▶ Work to be completed
Only a number is expected: how many lines in the data below contain the word "Excepcionais".

■ ■ ■ ■ ■ ■ ■

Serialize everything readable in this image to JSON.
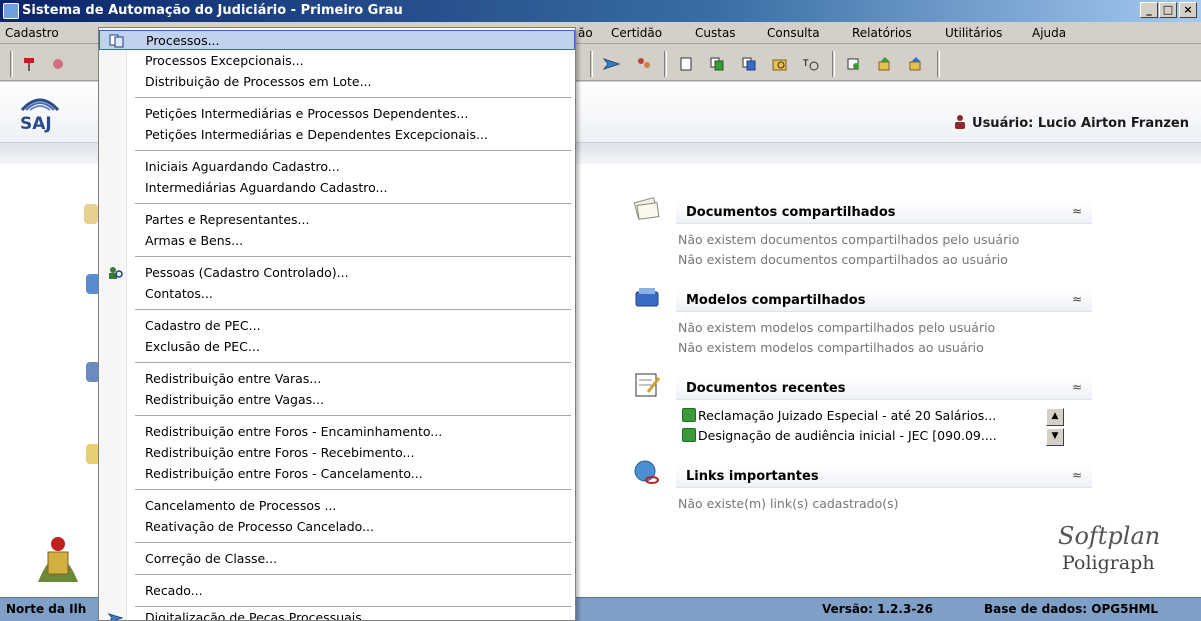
{
  "window": {
    "title": "Sistema de Automação do Judiciário - Primeiro Grau",
    "minimize": "_",
    "maximize": "□",
    "close": "×"
  },
  "menubar": {
    "items": [
      {
        "label": "Cadastro"
      },
      {
        "label": "ão"
      },
      {
        "label": "Certidão"
      },
      {
        "label": "Custas"
      },
      {
        "label": "Consulta"
      },
      {
        "label": "Relatórios"
      },
      {
        "label": "Utilitários"
      },
      {
        "label": "Ajuda"
      }
    ]
  },
  "dropdown": {
    "items": [
      {
        "label": "Processos...",
        "selected": true,
        "icon": "process-icon"
      },
      {
        "label": "Processos Excepcionais..."
      },
      {
        "label": "Distribuição de Processos em Lote..."
      },
      {
        "label": "Petições Intermediárias e Processos Dependentes..."
      },
      {
        "label": "Petições Intermediárias e Dependentes Excepcionais..."
      },
      {
        "label": "Iniciais Aguardando Cadastro..."
      },
      {
        "label": "Intermediárias Aguardando Cadastro..."
      },
      {
        "label": "Partes e Representantes..."
      },
      {
        "label": "Armas e Bens..."
      },
      {
        "label": "Pessoas (Cadastro Controlado)...",
        "icon": "people-search-icon"
      },
      {
        "label": "Contatos..."
      },
      {
        "label": "Cadastro de PEC..."
      },
      {
        "label": "Exclusão de PEC..."
      },
      {
        "label": "Redistribuição entre Varas..."
      },
      {
        "label": "Redistribuição entre Vagas..."
      },
      {
        "label": "Redistribuição entre Foros - Encaminhamento..."
      },
      {
        "label": "Redistribuição entre Foros - Recebimento..."
      },
      {
        "label": "Redistribuição entre Foros - Cancelamento..."
      },
      {
        "label": "Cancelamento de Processos ..."
      },
      {
        "label": "Reativação de Processo Cancelado..."
      },
      {
        "label": "Correção de Classe..."
      },
      {
        "label": "Recado..."
      },
      {
        "label": "Digitalização de Peças Processuais...",
        "icon": "scan-icon"
      }
    ]
  },
  "header": {
    "logo_text": "SAJ",
    "user": "Usuário: Lucio Airton Franzen"
  },
  "panels": {
    "shared_docs": {
      "title": "Documentos compartilhados",
      "collapse": "≈",
      "lines": [
        "Não existem documentos compartilhados pelo usuário",
        "Não existem documentos compartilhados ao usuário"
      ]
    },
    "shared_models": {
      "title": "Modelos compartilhados",
      "collapse": "≈",
      "lines": [
        "Não existem modelos compartilhados pelo usuário",
        "Não existem modelos compartilhados ao usuário"
      ]
    },
    "recent_docs": {
      "title": "Documentos recentes",
      "collapse": "≈",
      "items": [
        "Reclamação Juizado Especial - até 20 Salários...",
        "Designação de audiência inicial - JEC [090.09...."
      ]
    },
    "links": {
      "title": "Links importantes",
      "collapse": "≈",
      "lines": [
        "Não existe(m) link(s) cadastrado(s)"
      ]
    }
  },
  "branding": {
    "softplan": "Softplan",
    "poligraph": "Poligraph"
  },
  "statusbar": {
    "left": "Norte da Ilh",
    "version": "Versão: 1.2.3-26",
    "database": "Base de dados: OPG5HML"
  },
  "colors": {
    "titlebar": "#0a246a",
    "menu_highlight": "#c1d2ee",
    "statusbar": "#7f9fc7"
  }
}
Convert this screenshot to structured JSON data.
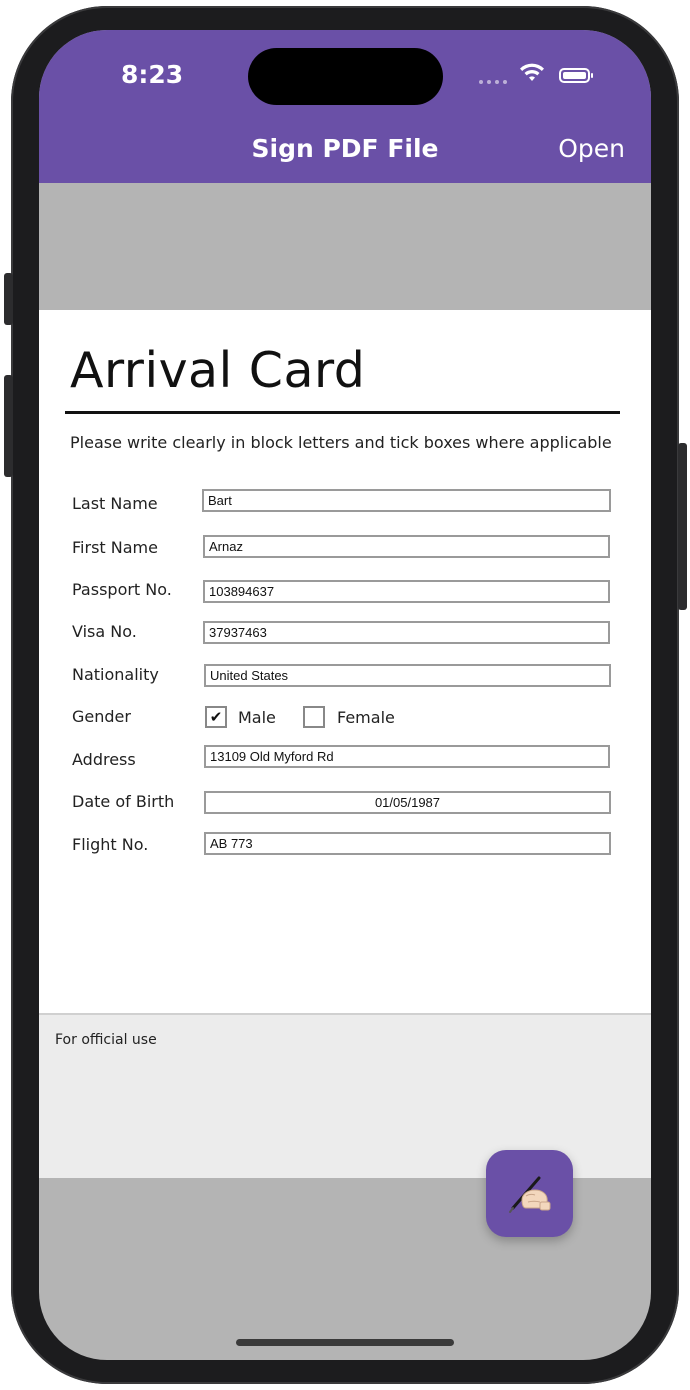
{
  "status_bar": {
    "time": "8:23",
    "icons": [
      "signal-dots-icon",
      "wifi-icon",
      "battery-icon"
    ]
  },
  "nav": {
    "title": "Sign PDF File",
    "open_label": "Open"
  },
  "document": {
    "title": "Arrival Card",
    "instructions": "Please write clearly in block letters and tick boxes where applicable",
    "fields": [
      {
        "label": "Last Name",
        "value": "Bart"
      },
      {
        "label": "First Name",
        "value": "Arnaz"
      },
      {
        "label": "Passport No.",
        "value": "103894637"
      },
      {
        "label": "Visa No.",
        "value": "37937463"
      },
      {
        "label": "Nationality",
        "value": "United States"
      },
      {
        "label": "Address",
        "value": "13109 Old Myford Rd"
      },
      {
        "label": "Date of Birth",
        "value": "01/05/1987"
      },
      {
        "label": "Flight No.",
        "value": "AB 773"
      }
    ],
    "gender": {
      "label": "Gender",
      "options": [
        {
          "label": "Male",
          "checked": true,
          "mark": "✔"
        },
        {
          "label": "Female",
          "checked": false,
          "mark": ""
        }
      ]
    },
    "official_label": "For official use"
  },
  "fab": {
    "icon": "writing-hand-icon",
    "glyph": "✍🏻"
  },
  "colors": {
    "accent": "#6a50a7",
    "pdf_background": "#b4b4b4"
  }
}
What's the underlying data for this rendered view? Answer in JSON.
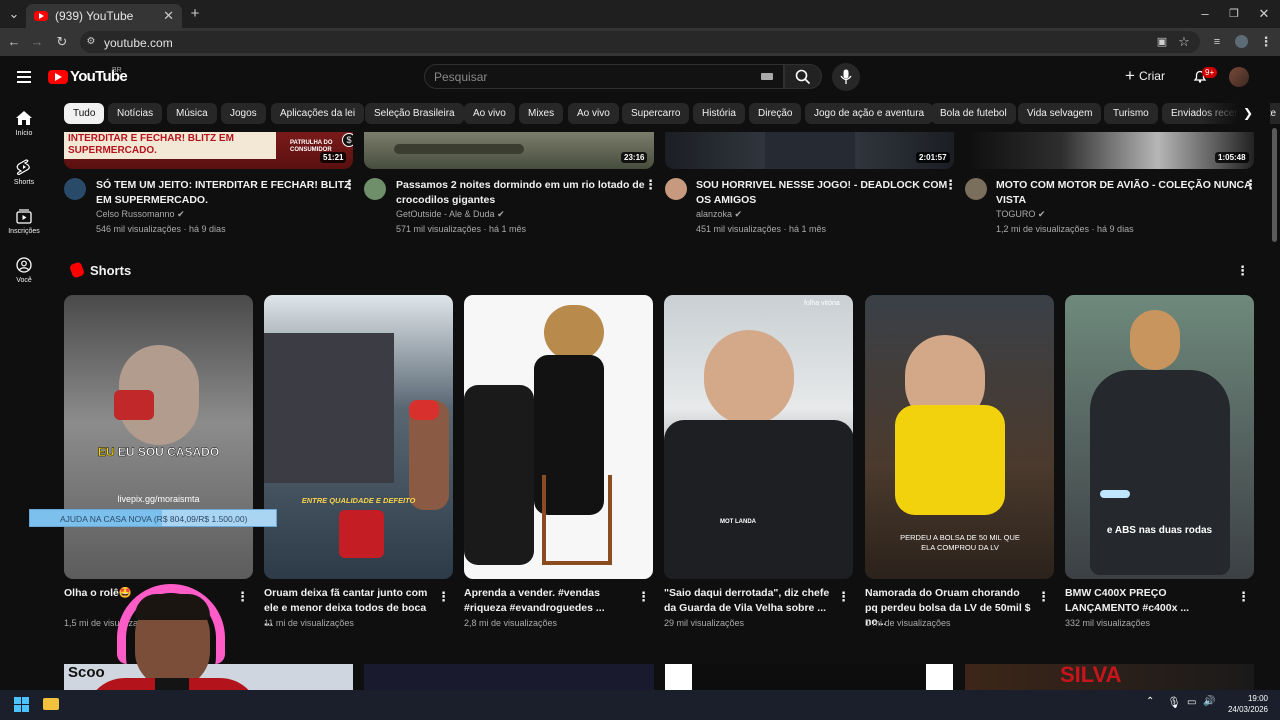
{
  "browser": {
    "tab_title": "(939) YouTube",
    "url": "youtube.com",
    "new_tab_label": "+"
  },
  "header": {
    "logo_text": "YouTube",
    "region": "BR",
    "search_placeholder": "Pesquisar",
    "create_label": "Criar",
    "notifications_badge": "9+"
  },
  "chips": [
    "Tudo",
    "Notícias",
    "Música",
    "Jogos",
    "Aplicações da lei",
    "Seleção Brasileira",
    "Ao vivo",
    "Mixes",
    "Ao vivo",
    "Supercarro",
    "História",
    "Direção",
    "Jogo de ação e aventura",
    "Bola de futebol",
    "Vida selvagem",
    "Turismo",
    "Enviados recentemente"
  ],
  "sidebar": [
    {
      "label": "Início",
      "icon": "home-icon"
    },
    {
      "label": "Shorts",
      "icon": "shorts-icon"
    },
    {
      "label": "Inscrições",
      "icon": "subscriptions-icon"
    },
    {
      "label": "Você",
      "icon": "you-icon"
    }
  ],
  "videos": [
    {
      "title": "SÓ TEM UM JEITO: INTERDITAR E FECHAR! BLITZ EM SUPERMERCADO.",
      "channel": "Celso Russomanno",
      "meta": "546 mil visualizações · há 9 dias",
      "duration": "51:21",
      "thumb_text": "INTERDITAR E FECHAR! BLITZ EM SUPERMERCADO.",
      "thumb_badge": "PATRULHA DO CONSUMIDOR"
    },
    {
      "title": "Passamos 2 noites dormindo em um rio lotado de crocodilos gigantes",
      "channel": "GetOutside - Ale & Duda",
      "meta": "571 mil visualizações · há 1 mês",
      "duration": "23:16"
    },
    {
      "title": "SOU HORRIVEL NESSE JOGO! - DEADLOCK COM OS AMIGOS",
      "channel": "alanzoka",
      "meta": "451 mil visualizações · há 1 mês",
      "duration": "2:01:57"
    },
    {
      "title": "MOTO COM MOTOR DE AVIÃO - COLEÇÃO NUNCA VISTA",
      "channel": "TOGURO",
      "meta": "1,2 mi de visualizações · há 9 dias",
      "duration": "1:05:48"
    }
  ],
  "shorts_section": {
    "title": "Shorts",
    "items": [
      {
        "title": "Olha o rolê🤩",
        "views": "1,5 mi de visualizações",
        "caption": "EU SOU CASADO",
        "caption2": "livepix.gg/moraismta"
      },
      {
        "title": "Oruam deixa fã cantar junto com ele e menor deixa todos de boca ...",
        "views": "11 mi de visualizações",
        "caption": "ENTRE QUALIDADE E DEFEITO"
      },
      {
        "title": "Aprenda a vender. #vendas #riqueza #evandroguedes ...",
        "views": "2,8 mi de visualizações"
      },
      {
        "title": "\"Saio daqui derrotada\", diz chefe da Guarda de Vila Velha sobre ...",
        "views": "29 mil visualizações",
        "caption": "folha vitória",
        "caption2": "MOT LANDA"
      },
      {
        "title": "Namorada do Oruam chorando pq perdeu bolsa da LV de 50mil $ no...",
        "views": "1 mi de visualizações",
        "caption": "PERDEU A BOLSA DE 50 MIL QUE ELA COMPROU DA LV"
      },
      {
        "title": "BMW C400X PREÇO LANÇAMENTO #c400x ...",
        "views": "332 mil visualizações",
        "caption": "e ABS nas duas rodas"
      }
    ]
  },
  "overlay": {
    "donation_text": "AJUDA NA CASA NOVA (R$ 804,09/R$ 1.500,00)",
    "donation_progress": 0.536
  },
  "bottom_row": {
    "thumb_text_1": "Scoo",
    "thumb_text_2": "SILVA"
  },
  "taskbar": {
    "time": "19:00",
    "date": "24/03/2026"
  }
}
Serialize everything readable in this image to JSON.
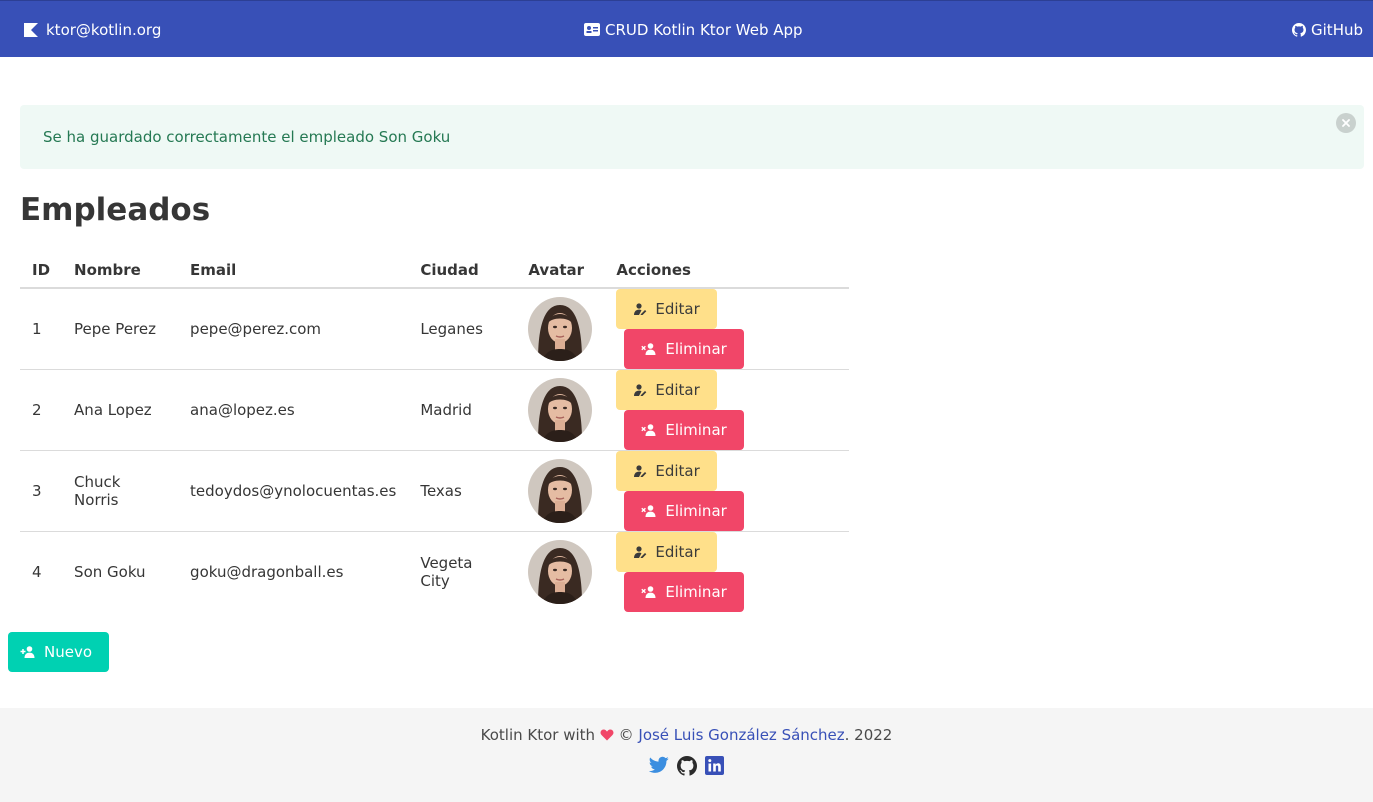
{
  "navbar": {
    "brand": "ktor@kotlin.org",
    "brand_icon": "kotlin-logo-icon",
    "center": "CRUD Kotlin Ktor Web App",
    "center_icon": "id-card-icon",
    "github": "GitHub",
    "github_icon": "github-icon"
  },
  "notification": {
    "message": "Se ha guardado correctamente el empleado Son Goku",
    "close_icon": "close-icon"
  },
  "page": {
    "title": "Empleados"
  },
  "table": {
    "headers": [
      "ID",
      "Nombre",
      "Email",
      "Ciudad",
      "Avatar",
      "Acciones"
    ],
    "rows": [
      {
        "id": "1",
        "nombre": "Pepe Perez",
        "email": "pepe@perez.com",
        "ciudad": "Leganes"
      },
      {
        "id": "2",
        "nombre": "Ana Lopez",
        "email": "ana@lopez.es",
        "ciudad": "Madrid"
      },
      {
        "id": "3",
        "nombre": "Chuck Norris",
        "email": "tedoydos@ynolocuentas.es",
        "ciudad": "Texas"
      },
      {
        "id": "4",
        "nombre": "Son Goku",
        "email": "goku@dragonball.es",
        "ciudad": "Vegeta City"
      }
    ],
    "edit_label": "Editar",
    "delete_label": "Eliminar"
  },
  "actions": {
    "new_label": "Nuevo"
  },
  "footer": {
    "prefix": "Kotlin Ktor with",
    "copyright": "©",
    "author": "José Luis González Sánchez",
    "year": ". 2022",
    "icons": [
      "twitter-icon",
      "github-icon",
      "linkedin-icon"
    ]
  },
  "colors": {
    "navbar": "#3850b7",
    "success_bg": "#eff9f5",
    "success_text": "#257953",
    "warning": "#ffe08a",
    "danger": "#f14668",
    "primary": "#00d1b2",
    "footer_bg": "#f5f5f5"
  }
}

■ ■ ■ ■ ■ ■ ■

▶ Written response
2